*Given data*.
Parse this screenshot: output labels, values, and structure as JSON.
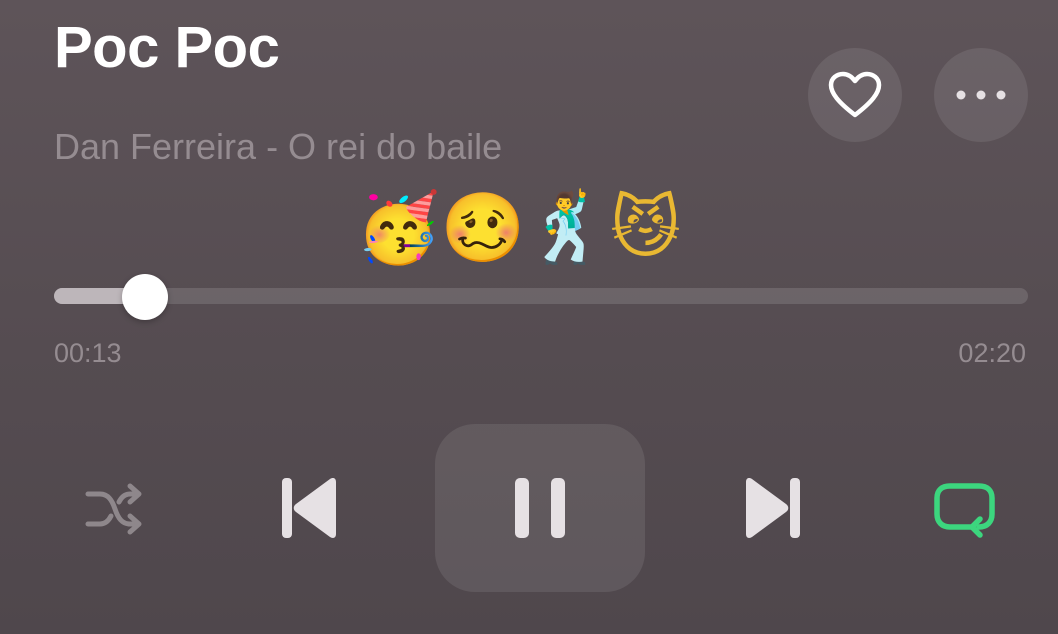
{
  "track": {
    "title": "Poc Poc",
    "subtitle": "Dan Ferreira - O rei do baile",
    "emoji_line": "🥳🥴🕺😼"
  },
  "progress": {
    "elapsed": "00:13",
    "total": "02:20",
    "fraction": 0.093
  },
  "controls": {
    "favorite_icon": "heart-outline-icon",
    "more_icon": "ellipsis-icon",
    "shuffle_icon": "shuffle-icon",
    "previous_icon": "skip-back-icon",
    "play_state": "playing",
    "pause_icon": "pause-icon",
    "next_icon": "skip-forward-icon",
    "repeat_icon": "repeat-icon",
    "repeat_active": true
  },
  "colors": {
    "accent_green": "#3cd67e",
    "icon_dim": "#8e878b",
    "icon_light": "#e6e1e4"
  }
}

*Do this*. Copy out every line in the listing where the word "skip" appears.

*Written answer*.
    "previous_icon": "skip-back-icon",
    "next_icon": "skip-forward-icon",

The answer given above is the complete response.